What subterfuge is this? HarperCollins had the great idea to re-issue some classic short story collections in well-designed but inexpensive trade paperbacks and then include a bonus story from a new writer as part of the package.
I’ve just read the bonus story, ‘The Beast of Beddgelert’ by Alex Burrett, in the Melville collection, The Happy Failure.
On the basis of The Beast, reserve your copy of My Goat Ate Its Own Legs by Alex Burrett from Amazon or Powell’s or whomever right now.
“The Beast of Beddgelert” is a demented Welsh folktale of man, woman and dog. Young man on the make does well, becomes a lord and marries the most desirable trophy wife that ancient Wales had on offer. Only he had bonded with his dog first.
It had been man and dog through all of life’s warfare. Now with matrimony and a child on the way, our ageing wolf/dog is banished to a woodshed out back which doesn’t keep off the icy winds.

- [PROVIDED DATA]
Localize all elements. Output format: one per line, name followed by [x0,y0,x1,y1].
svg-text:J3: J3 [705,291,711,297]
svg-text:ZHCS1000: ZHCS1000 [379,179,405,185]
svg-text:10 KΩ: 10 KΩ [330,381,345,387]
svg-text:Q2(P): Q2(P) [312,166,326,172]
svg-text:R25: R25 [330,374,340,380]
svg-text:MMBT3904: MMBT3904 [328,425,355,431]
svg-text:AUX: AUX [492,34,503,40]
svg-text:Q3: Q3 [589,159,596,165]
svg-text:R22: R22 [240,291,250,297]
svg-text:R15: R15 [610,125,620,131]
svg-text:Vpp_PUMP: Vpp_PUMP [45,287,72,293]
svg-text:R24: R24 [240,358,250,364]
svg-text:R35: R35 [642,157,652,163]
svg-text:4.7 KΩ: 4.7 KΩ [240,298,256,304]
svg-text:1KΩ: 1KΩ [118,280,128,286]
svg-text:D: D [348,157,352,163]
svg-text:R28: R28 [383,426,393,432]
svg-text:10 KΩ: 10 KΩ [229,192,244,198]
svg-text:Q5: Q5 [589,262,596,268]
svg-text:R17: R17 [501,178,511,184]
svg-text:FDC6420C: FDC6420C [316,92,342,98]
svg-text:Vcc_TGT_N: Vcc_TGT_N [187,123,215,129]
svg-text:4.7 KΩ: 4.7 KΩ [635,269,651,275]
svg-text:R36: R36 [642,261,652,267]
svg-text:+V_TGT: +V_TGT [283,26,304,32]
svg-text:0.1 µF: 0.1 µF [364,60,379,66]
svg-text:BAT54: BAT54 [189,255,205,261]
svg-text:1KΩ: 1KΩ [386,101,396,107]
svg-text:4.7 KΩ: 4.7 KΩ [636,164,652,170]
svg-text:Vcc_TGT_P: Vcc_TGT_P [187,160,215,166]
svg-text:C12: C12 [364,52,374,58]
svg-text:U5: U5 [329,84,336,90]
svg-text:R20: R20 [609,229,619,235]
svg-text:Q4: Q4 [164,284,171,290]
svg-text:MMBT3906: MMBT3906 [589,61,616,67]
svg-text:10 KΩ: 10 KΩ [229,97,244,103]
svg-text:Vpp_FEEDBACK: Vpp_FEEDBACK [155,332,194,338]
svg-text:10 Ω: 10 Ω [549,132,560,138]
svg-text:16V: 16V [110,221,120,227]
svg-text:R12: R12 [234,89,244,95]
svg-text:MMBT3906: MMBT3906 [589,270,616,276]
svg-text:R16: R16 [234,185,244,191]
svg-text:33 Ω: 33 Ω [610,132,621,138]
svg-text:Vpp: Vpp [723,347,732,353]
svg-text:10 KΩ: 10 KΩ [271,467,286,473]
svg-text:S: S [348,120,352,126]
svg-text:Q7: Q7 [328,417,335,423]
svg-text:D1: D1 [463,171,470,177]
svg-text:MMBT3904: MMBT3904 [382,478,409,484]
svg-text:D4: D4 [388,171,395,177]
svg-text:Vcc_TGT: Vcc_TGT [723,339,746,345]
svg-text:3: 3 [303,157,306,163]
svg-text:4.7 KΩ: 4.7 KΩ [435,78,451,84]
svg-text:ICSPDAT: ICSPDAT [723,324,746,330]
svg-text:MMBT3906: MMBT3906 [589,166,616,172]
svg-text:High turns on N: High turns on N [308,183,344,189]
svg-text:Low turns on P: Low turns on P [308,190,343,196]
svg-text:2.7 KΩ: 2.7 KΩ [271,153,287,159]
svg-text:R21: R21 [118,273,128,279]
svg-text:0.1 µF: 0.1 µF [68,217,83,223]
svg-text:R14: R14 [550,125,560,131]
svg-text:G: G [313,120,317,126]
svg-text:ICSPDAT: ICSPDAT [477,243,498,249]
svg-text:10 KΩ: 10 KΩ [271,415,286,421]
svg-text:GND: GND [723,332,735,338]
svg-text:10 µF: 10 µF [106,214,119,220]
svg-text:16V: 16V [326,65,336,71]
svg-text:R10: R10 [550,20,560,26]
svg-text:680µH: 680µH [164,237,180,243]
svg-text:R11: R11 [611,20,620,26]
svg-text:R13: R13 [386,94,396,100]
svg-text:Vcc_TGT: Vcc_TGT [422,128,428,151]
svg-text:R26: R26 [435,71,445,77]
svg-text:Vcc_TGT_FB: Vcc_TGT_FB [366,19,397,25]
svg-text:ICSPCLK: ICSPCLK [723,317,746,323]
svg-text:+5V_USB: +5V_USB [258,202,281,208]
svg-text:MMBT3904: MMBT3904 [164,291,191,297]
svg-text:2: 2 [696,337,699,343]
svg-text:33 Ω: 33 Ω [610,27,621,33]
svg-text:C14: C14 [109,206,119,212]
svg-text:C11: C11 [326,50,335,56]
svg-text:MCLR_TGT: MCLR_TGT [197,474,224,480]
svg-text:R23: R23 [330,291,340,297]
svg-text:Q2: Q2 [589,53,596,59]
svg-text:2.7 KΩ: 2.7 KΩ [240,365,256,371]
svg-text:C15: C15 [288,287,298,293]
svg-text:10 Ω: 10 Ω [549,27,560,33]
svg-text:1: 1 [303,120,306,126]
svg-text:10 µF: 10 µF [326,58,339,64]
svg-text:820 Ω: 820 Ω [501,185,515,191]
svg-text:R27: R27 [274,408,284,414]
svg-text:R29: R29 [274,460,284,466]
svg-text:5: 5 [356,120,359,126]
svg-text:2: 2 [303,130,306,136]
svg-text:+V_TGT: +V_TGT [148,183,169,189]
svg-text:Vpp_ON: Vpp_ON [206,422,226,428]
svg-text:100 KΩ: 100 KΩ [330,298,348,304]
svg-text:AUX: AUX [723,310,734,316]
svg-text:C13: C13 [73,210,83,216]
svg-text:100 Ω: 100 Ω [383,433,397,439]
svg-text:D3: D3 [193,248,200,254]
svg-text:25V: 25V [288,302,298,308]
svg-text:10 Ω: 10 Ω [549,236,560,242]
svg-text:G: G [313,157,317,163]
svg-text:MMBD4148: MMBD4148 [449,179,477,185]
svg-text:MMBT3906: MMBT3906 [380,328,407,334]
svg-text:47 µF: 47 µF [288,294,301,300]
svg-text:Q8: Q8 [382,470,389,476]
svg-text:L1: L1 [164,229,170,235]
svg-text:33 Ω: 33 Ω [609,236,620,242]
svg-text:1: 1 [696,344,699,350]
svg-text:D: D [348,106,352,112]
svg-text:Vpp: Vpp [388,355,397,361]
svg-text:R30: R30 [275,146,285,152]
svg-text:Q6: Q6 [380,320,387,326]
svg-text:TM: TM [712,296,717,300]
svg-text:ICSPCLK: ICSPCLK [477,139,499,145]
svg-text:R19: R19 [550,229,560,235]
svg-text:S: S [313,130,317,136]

- [TASKS TO COMPLETE]
1. Answer these questions about the book review:
(a) Which Melville collection contains the bonus story?
(b) What book by Alex Burrett does the reviewer recommend reserving?
(c) Where is the dog banished?
2. Rewrite the book review's paragraph beginning "“The Beast of Beddgelert” is a demented Welsh folktale" as a shorter passage that keeps its main facts.
3. Carry on the book review of "The Beast of Beddgelert" from where it stops.
The records have no connection to the text.

- [ANSWERS FOR THE TASKS]
1.
(a) The Happy Failure
(b) My Goat Ate Its Own Legs
(c) To a woodshed out back that doesn't keep off the icy winds

2. "The Beast of Beddgelert" is a demented Welsh folktale of man, woman and dog: an ambitious young man becomes a lord and marries ancient Wales's most desirable trophy wife, though he had bonded with his dog first.

3.
I felt like a kid again, thinking I had fallen into some old story like The Adventures of Robin Hood with Errol Flynn. But how did AB work “cheap Frisbees” into a medieval folktale? This is strange stuff. And I wondered if I was meant to identify with the canine.
In the slyness of this story, friends change places….species change places. It’s wicked, wicked fun. Alex Burrett is wicked squared. I am looking forward to My Goat Ate Its Own Legs, pubbing in August from HarperCollins.